**** MATERIAL
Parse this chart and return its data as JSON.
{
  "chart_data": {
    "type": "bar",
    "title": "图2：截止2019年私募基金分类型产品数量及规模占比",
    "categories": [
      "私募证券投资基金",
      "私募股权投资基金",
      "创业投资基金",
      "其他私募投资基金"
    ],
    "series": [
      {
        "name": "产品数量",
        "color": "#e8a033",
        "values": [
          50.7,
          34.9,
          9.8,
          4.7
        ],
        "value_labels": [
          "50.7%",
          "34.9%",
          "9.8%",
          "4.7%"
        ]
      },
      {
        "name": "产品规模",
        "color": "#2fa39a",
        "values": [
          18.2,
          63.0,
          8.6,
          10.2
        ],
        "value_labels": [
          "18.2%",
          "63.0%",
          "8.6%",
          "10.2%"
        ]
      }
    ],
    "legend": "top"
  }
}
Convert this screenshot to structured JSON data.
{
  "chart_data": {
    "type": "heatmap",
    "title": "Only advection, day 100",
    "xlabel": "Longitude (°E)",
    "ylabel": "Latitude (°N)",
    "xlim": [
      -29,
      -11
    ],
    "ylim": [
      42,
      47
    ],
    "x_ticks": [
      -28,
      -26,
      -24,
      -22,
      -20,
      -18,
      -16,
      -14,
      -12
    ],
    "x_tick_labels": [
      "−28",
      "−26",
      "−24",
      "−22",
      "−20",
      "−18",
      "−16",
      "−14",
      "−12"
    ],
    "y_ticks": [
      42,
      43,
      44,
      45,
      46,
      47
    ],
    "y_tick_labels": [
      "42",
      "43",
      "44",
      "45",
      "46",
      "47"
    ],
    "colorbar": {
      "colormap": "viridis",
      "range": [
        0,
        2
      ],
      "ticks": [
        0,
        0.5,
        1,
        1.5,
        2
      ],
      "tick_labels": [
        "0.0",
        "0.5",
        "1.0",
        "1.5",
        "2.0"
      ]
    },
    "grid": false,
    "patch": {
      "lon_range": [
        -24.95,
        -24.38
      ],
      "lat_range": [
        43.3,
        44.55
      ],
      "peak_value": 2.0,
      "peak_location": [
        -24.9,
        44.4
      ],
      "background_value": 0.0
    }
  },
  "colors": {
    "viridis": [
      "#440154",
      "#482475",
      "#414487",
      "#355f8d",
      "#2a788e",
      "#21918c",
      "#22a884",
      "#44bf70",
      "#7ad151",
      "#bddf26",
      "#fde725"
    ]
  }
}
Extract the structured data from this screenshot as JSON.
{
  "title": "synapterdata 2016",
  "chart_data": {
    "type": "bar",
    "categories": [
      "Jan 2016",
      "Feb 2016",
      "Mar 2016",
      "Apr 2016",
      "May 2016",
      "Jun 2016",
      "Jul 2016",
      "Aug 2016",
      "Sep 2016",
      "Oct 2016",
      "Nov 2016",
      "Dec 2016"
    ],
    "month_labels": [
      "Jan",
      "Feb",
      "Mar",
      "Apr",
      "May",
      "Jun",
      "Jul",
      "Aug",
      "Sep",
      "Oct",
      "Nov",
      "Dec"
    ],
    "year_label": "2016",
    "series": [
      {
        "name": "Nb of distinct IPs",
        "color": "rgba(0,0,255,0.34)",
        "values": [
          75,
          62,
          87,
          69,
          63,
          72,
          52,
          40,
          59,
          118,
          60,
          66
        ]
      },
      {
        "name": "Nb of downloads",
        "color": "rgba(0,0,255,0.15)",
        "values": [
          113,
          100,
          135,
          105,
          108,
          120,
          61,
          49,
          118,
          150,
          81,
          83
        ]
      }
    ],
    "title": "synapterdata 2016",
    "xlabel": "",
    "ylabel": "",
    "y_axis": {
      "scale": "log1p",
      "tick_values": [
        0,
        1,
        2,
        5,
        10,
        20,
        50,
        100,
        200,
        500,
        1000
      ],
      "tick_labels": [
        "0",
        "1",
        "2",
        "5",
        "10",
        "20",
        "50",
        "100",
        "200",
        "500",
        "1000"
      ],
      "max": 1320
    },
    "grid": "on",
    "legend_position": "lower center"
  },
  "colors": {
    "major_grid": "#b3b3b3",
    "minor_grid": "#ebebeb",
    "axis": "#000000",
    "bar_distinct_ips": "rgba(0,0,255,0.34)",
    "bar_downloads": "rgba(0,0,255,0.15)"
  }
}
********
TASK OBJECTIVE: Everything in the listing above should be restated exactly.

COMPLETE ANSWER:
Parse this chart and return its data as JSON.
{
  "chart_data": {
    "type": "bar",
    "title": "图2：截止2019年私募基金分类型产品数量及规模占比",
    "categories": [
      "私募证券投资基金",
      "私募股权投资基金",
      "创业投资基金",
      "其他私募投资基金"
    ],
    "series": [
      {
        "name": "产品数量",
        "color": "#e8a033",
        "values": [
          50.7,
          34.9,
          9.8,
          4.7
        ],
        "value_labels": [
          "50.7%",
          "34.9%",
          "9.8%",
          "4.7%"
        ]
      },
      {
        "name": "产品规模",
        "color": "#2fa39a",
        "values": [
          18.2,
          63.0,
          8.6,
          10.2
        ],
        "value_labels": [
          "18.2%",
          "63.0%",
          "8.6%",
          "10.2%"
        ]
      }
    ],
    "legend": "top"
  }
}
Convert this screenshot to structured JSON data.
{
  "chart_data": {
    "type": "heatmap",
    "title": "Only advection, day 100",
    "xlabel": "Longitude (°E)",
    "ylabel": "Latitude (°N)",
    "xlim": [
      -29,
      -11
    ],
    "ylim": [
      42,
      47
    ],
    "x_ticks": [
      -28,
      -26,
      -24,
      -22,
      -20,
      -18,
      -16,
      -14,
      -12
    ],
    "x_tick_labels": [
      "−28",
      "−26",
      "−24",
      "−22",
      "−20",
      "−18",
      "−16",
      "−14",
      "−12"
    ],
    "y_ticks": [
      42,
      43,
      44,
      45,
      46,
      47
    ],
    "y_tick_labels": [
      "42",
      "43",
      "44",
      "45",
      "46",
      "47"
    ],
    "colorbar": {
      "colormap": "viridis",
      "range": [
        0,
        2
      ],
      "ticks": [
        0,
        0.5,
        1,
        1.5,
        2
      ],
      "tick_labels": [
        "0.0",
        "0.5",
        "1.0",
        "1.5",
        "2.0"
      ]
    },
    "grid": false,
    "patch": {
      "lon_range": [
        -24.95,
        -24.38
      ],
      "lat_range": [
        43.3,
        44.55
      ],
      "peak_value": 2.0,
      "peak_location": [
        -24.9,
        44.4
      ],
      "background_value": 0.0
    }
  },
  "colors": {
    "viridis": [
      "#440154",
      "#482475",
      "#414487",
      "#355f8d",
      "#2a788e",
      "#21918c",
      "#22a884",
      "#44bf70",
      "#7ad151",
      "#bddf26",
      "#fde725"
    ]
  }
}
Extract the structured data from this screenshot as JSON.
{
  "title": "synapterdata 2016",
  "chart_data": {
    "type": "bar",
    "categories": [
      "Jan 2016",
      "Feb 2016",
      "Mar 2016",
      "Apr 2016",
      "May 2016",
      "Jun 2016",
      "Jul 2016",
      "Aug 2016",
      "Sep 2016",
      "Oct 2016",
      "Nov 2016",
      "Dec 2016"
    ],
    "month_labels": [
      "Jan",
      "Feb",
      "Mar",
      "Apr",
      "May",
      "Jun",
      "Jul",
      "Aug",
      "Sep",
      "Oct",
      "Nov",
      "Dec"
    ],
    "year_label": "2016",
    "series": [
      {
        "name": "Nb of distinct IPs",
        "color": "rgba(0,0,255,0.34)",
        "values": [
          75,
          62,
          87,
          69,
          63,
          72,
          52,
          40,
          59,
          118,
          60,
          66
        ]
      },
      {
        "name": "Nb of downloads",
        "color": "rgba(0,0,255,0.15)",
        "values": [
          113,
          100,
          135,
          105,
          108,
          120,
          61,
          49,
          118,
          150,
          81,
          83
        ]
      }
    ],
    "title": "synapterdata 2016",
    "xlabel": "",
    "ylabel": "",
    "y_axis": {
      "scale": "log1p",
      "tick_values": [
        0,
        1,
        2,
        5,
        10,
        20,
        50,
        100,
        200,
        500,
        1000
      ],
      "tick_labels": [
        "0",
        "1",
        "2",
        "5",
        "10",
        "20",
        "50",
        "100",
        "200",
        "500",
        "1000"
      ],
      "max": 1320
    },
    "grid": "on",
    "legend_position": "lower center"
  },
  "colors": {
    "major_grid": "#b3b3b3",
    "minor_grid": "#ebebeb",
    "axis": "#000000",
    "bar_distinct_ips": "rgba(0,0,255,0.34)",
    "bar_downloads": "rgba(0,0,255,0.15)"
  }
}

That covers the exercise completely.